(Task instructions):
Pull out every line of the entries below that contains the string "swatch", and list those lines in their original order.

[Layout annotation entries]
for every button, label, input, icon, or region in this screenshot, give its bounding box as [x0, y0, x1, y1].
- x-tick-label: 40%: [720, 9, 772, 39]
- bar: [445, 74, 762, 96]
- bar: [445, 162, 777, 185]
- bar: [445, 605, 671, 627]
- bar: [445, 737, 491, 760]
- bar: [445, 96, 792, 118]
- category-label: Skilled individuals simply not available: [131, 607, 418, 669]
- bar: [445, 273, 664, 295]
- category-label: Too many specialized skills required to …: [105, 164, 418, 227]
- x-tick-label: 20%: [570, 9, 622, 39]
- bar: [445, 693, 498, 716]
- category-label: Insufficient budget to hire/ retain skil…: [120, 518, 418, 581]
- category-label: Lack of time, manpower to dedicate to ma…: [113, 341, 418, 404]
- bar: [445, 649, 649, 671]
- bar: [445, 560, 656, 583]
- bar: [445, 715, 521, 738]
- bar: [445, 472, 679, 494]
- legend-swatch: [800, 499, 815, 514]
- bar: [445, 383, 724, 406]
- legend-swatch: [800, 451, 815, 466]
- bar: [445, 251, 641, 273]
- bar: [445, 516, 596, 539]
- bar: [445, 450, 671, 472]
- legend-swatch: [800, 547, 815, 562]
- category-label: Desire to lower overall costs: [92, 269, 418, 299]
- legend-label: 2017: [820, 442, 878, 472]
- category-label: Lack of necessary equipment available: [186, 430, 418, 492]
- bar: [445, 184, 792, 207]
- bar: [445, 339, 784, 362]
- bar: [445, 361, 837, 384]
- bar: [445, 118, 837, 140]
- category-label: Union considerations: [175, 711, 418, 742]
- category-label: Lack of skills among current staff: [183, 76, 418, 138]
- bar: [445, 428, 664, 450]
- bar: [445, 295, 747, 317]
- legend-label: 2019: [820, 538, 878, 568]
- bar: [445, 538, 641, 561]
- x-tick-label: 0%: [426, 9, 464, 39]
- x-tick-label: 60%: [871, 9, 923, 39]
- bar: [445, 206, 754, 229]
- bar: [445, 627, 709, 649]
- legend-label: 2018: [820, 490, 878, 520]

(Response):
- legend-swatch: [800, 499, 815, 514]
- legend-swatch: [800, 451, 815, 466]
- legend-swatch: [800, 547, 815, 562]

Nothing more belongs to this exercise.